_Objective_
In your copy, repeat the records exactly and leave out the pictures.
___ Provided material
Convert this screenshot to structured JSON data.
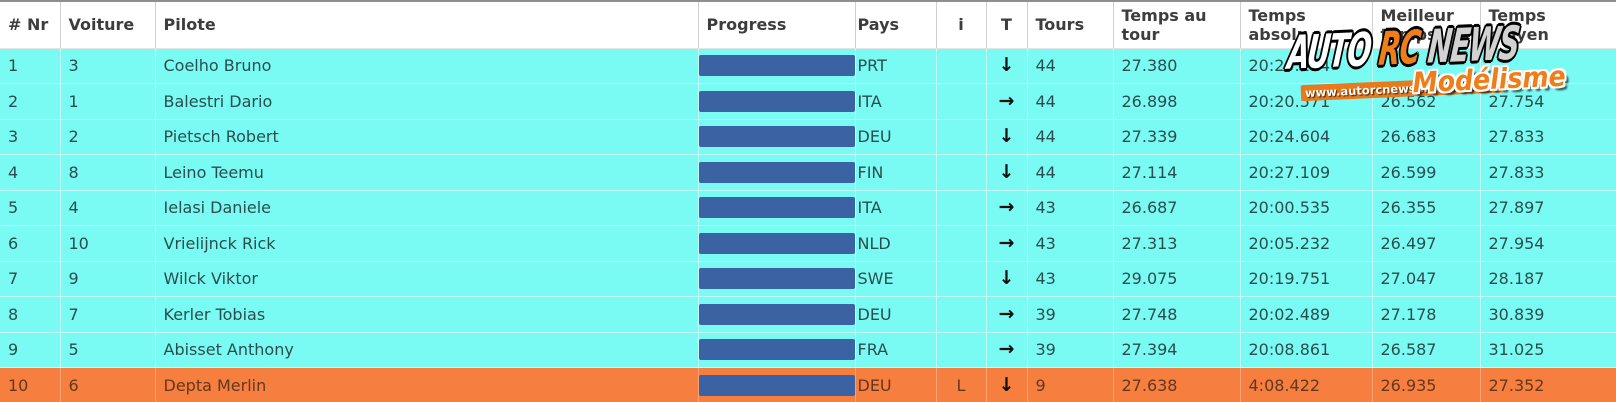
{
  "table": {
    "columns": [
      {
        "key": "pos",
        "label": "# Nr"
      },
      {
        "key": "voiture",
        "label": "Voiture"
      },
      {
        "key": "pilote",
        "label": "Pilote"
      },
      {
        "key": "progress",
        "label": "Progress"
      },
      {
        "key": "pays",
        "label": "Pays"
      },
      {
        "key": "i",
        "label": "i"
      },
      {
        "key": "t",
        "label": "T"
      },
      {
        "key": "tours",
        "label": "Tours"
      },
      {
        "key": "temps_au_tour",
        "label": "Temps au tour"
      },
      {
        "key": "temps_absolu",
        "label": "Temps absolu"
      },
      {
        "key": "meilleur_temps",
        "label": "Meilleur temps"
      },
      {
        "key": "temps_moyen",
        "label": "Temps moyen"
      }
    ],
    "rows": [
      {
        "pos": "1",
        "voiture": "3",
        "pilote": "Coelho Bruno",
        "progress_pct": 100,
        "pays": "PRT",
        "i": "",
        "t_dir": "down",
        "tours": "44",
        "temps_au_tour": "27.380",
        "temps_absolu": "20:20.114",
        "meilleur_temps": "",
        "temps_moyen": "",
        "highlight": false
      },
      {
        "pos": "2",
        "voiture": "1",
        "pilote": "Balestri Dario",
        "progress_pct": 100,
        "pays": "ITA",
        "i": "",
        "t_dir": "right",
        "tours": "44",
        "temps_au_tour": "26.898",
        "temps_absolu": "20:20.571",
        "meilleur_temps": "26.562",
        "temps_moyen": "27.754",
        "highlight": false
      },
      {
        "pos": "3",
        "voiture": "2",
        "pilote": "Pietsch Robert",
        "progress_pct": 100,
        "pays": "DEU",
        "i": "",
        "t_dir": "down",
        "tours": "44",
        "temps_au_tour": "27.339",
        "temps_absolu": "20:24.604",
        "meilleur_temps": "26.683",
        "temps_moyen": "27.833",
        "highlight": false
      },
      {
        "pos": "4",
        "voiture": "8",
        "pilote": "Leino Teemu",
        "progress_pct": 100,
        "pays": "FIN",
        "i": "",
        "t_dir": "down",
        "tours": "44",
        "temps_au_tour": "27.114",
        "temps_absolu": "20:27.109",
        "meilleur_temps": "26.599",
        "temps_moyen": "27.833",
        "highlight": false
      },
      {
        "pos": "5",
        "voiture": "4",
        "pilote": "Ielasi Daniele",
        "progress_pct": 100,
        "pays": "ITA",
        "i": "",
        "t_dir": "right",
        "tours": "43",
        "temps_au_tour": "26.687",
        "temps_absolu": "20:00.535",
        "meilleur_temps": "26.355",
        "temps_moyen": "27.897",
        "highlight": false
      },
      {
        "pos": "6",
        "voiture": "10",
        "pilote": "Vrielijnck Rick",
        "progress_pct": 100,
        "pays": "NLD",
        "i": "",
        "t_dir": "right",
        "tours": "43",
        "temps_au_tour": "27.313",
        "temps_absolu": "20:05.232",
        "meilleur_temps": "26.497",
        "temps_moyen": "27.954",
        "highlight": false
      },
      {
        "pos": "7",
        "voiture": "9",
        "pilote": "Wilck Viktor",
        "progress_pct": 100,
        "pays": "SWE",
        "i": "",
        "t_dir": "down",
        "tours": "43",
        "temps_au_tour": "29.075",
        "temps_absolu": "20:19.751",
        "meilleur_temps": "27.047",
        "temps_moyen": "28.187",
        "highlight": false
      },
      {
        "pos": "8",
        "voiture": "7",
        "pilote": "Kerler Tobias",
        "progress_pct": 100,
        "pays": "DEU",
        "i": "",
        "t_dir": "right",
        "tours": "39",
        "temps_au_tour": "27.748",
        "temps_absolu": "20:02.489",
        "meilleur_temps": "27.178",
        "temps_moyen": "30.839",
        "highlight": false
      },
      {
        "pos": "9",
        "voiture": "5",
        "pilote": "Abisset Anthony",
        "progress_pct": 100,
        "pays": "FRA",
        "i": "",
        "t_dir": "right",
        "tours": "39",
        "temps_au_tour": "27.394",
        "temps_absolu": "20:08.861",
        "meilleur_temps": "26.587",
        "temps_moyen": "31.025",
        "highlight": false
      },
      {
        "pos": "10",
        "voiture": "6",
        "pilote": "Depta Merlin",
        "progress_pct": 100,
        "pays": "DEU",
        "i": "L",
        "t_dir": "down",
        "tours": "9",
        "temps_au_tour": "27.638",
        "temps_absolu": "4:08.422",
        "meilleur_temps": "26.935",
        "temps_moyen": "27.352",
        "highlight": true
      }
    ]
  },
  "icons": {
    "arrow_down": "↓",
    "arrow_right": "→"
  },
  "watermark": {
    "auto": "AUTO",
    "rc": "RC",
    "news": "NEWS",
    "url": "www.autorcnewsmodelisme.fr",
    "modelisme": "Modélisme"
  },
  "colors": {
    "row_cyan": "#79fbf3",
    "row_highlight_orange": "#f67e3f",
    "progress_bar_blue": "#3b63a4",
    "logo_orange": "#ef7d1a",
    "header_text": "#3d3d3d",
    "body_text": "#2b4d4f"
  }
}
______
_Output_
Convert this screenshot to structured JSON data.
{
  "table": {
    "columns": [
      {
        "key": "pos",
        "label": "# Nr"
      },
      {
        "key": "voiture",
        "label": "Voiture"
      },
      {
        "key": "pilote",
        "label": "Pilote"
      },
      {
        "key": "progress",
        "label": "Progress"
      },
      {
        "key": "pays",
        "label": "Pays"
      },
      {
        "key": "i",
        "label": "i"
      },
      {
        "key": "t",
        "label": "T"
      },
      {
        "key": "tours",
        "label": "Tours"
      },
      {
        "key": "temps_au_tour",
        "label": "Temps au tour"
      },
      {
        "key": "temps_absolu",
        "label": "Temps absolu"
      },
      {
        "key": "meilleur_temps",
        "label": "Meilleur temps"
      },
      {
        "key": "temps_moyen",
        "label": "Temps moyen"
      }
    ],
    "rows": [
      {
        "pos": "1",
        "voiture": "3",
        "pilote": "Coelho Bruno",
        "progress_pct": 100,
        "pays": "PRT",
        "i": "",
        "t_dir": "down",
        "tours": "44",
        "temps_au_tour": "27.380",
        "temps_absolu": "20:20.114",
        "meilleur_temps": "",
        "temps_moyen": "",
        "highlight": false
      },
      {
        "pos": "2",
        "voiture": "1",
        "pilote": "Balestri Dario",
        "progress_pct": 100,
        "pays": "ITA",
        "i": "",
        "t_dir": "right",
        "tours": "44",
        "temps_au_tour": "26.898",
        "temps_absolu": "20:20.571",
        "meilleur_temps": "26.562",
        "temps_moyen": "27.754",
        "highlight": false
      },
      {
        "pos": "3",
        "voiture": "2",
        "pilote": "Pietsch Robert",
        "progress_pct": 100,
        "pays": "DEU",
        "i": "",
        "t_dir": "down",
        "tours": "44",
        "temps_au_tour": "27.339",
        "temps_absolu": "20:24.604",
        "meilleur_temps": "26.683",
        "temps_moyen": "27.833",
        "highlight": false
      },
      {
        "pos": "4",
        "voiture": "8",
        "pilote": "Leino Teemu",
        "progress_pct": 100,
        "pays": "FIN",
        "i": "",
        "t_dir": "down",
        "tours": "44",
        "temps_au_tour": "27.114",
        "temps_absolu": "20:27.109",
        "meilleur_temps": "26.599",
        "temps_moyen": "27.833",
        "highlight": false
      },
      {
        "pos": "5",
        "voiture": "4",
        "pilote": "Ielasi Daniele",
        "progress_pct": 100,
        "pays": "ITA",
        "i": "",
        "t_dir": "right",
        "tours": "43",
        "temps_au_tour": "26.687",
        "temps_absolu": "20:00.535",
        "meilleur_temps": "26.355",
        "temps_moyen": "27.897",
        "highlight": false
      },
      {
        "pos": "6",
        "voiture": "10",
        "pilote": "Vrielijnck Rick",
        "progress_pct": 100,
        "pays": "NLD",
        "i": "",
        "t_dir": "right",
        "tours": "43",
        "temps_au_tour": "27.313",
        "temps_absolu": "20:05.232",
        "meilleur_temps": "26.497",
        "temps_moyen": "27.954",
        "highlight": false
      },
      {
        "pos": "7",
        "voiture": "9",
        "pilote": "Wilck Viktor",
        "progress_pct": 100,
        "pays": "SWE",
        "i": "",
        "t_dir": "down",
        "tours": "43",
        "temps_au_tour": "29.075",
        "temps_absolu": "20:19.751",
        "meilleur_temps": "27.047",
        "temps_moyen": "28.187",
        "highlight": false
      },
      {
        "pos": "8",
        "voiture": "7",
        "pilote": "Kerler Tobias",
        "progress_pct": 100,
        "pays": "DEU",
        "i": "",
        "t_dir": "right",
        "tours": "39",
        "temps_au_tour": "27.748",
        "temps_absolu": "20:02.489",
        "meilleur_temps": "27.178",
        "temps_moyen": "30.839",
        "highlight": false
      },
      {
        "pos": "9",
        "voiture": "5",
        "pilote": "Abisset Anthony",
        "progress_pct": 100,
        "pays": "FRA",
        "i": "",
        "t_dir": "right",
        "tours": "39",
        "temps_au_tour": "27.394",
        "temps_absolu": "20:08.861",
        "meilleur_temps": "26.587",
        "temps_moyen": "31.025",
        "highlight": false
      },
      {
        "pos": "10",
        "voiture": "6",
        "pilote": "Depta Merlin",
        "progress_pct": 100,
        "pays": "DEU",
        "i": "L",
        "t_dir": "down",
        "tours": "9",
        "temps_au_tour": "27.638",
        "temps_absolu": "4:08.422",
        "meilleur_temps": "26.935",
        "temps_moyen": "27.352",
        "highlight": true
      }
    ]
  },
  "icons": {
    "arrow_down": "↓",
    "arrow_right": "→"
  },
  "watermark": {
    "auto": "AUTO",
    "rc": "RC",
    "news": "NEWS",
    "url": "www.autorcnewsmodelisme.fr",
    "modelisme": "Modélisme"
  },
  "colors": {
    "row_cyan": "#79fbf3",
    "row_highlight_orange": "#f67e3f",
    "progress_bar_blue": "#3b63a4",
    "logo_orange": "#ef7d1a",
    "header_text": "#3d3d3d",
    "body_text": "#2b4d4f"
  }
}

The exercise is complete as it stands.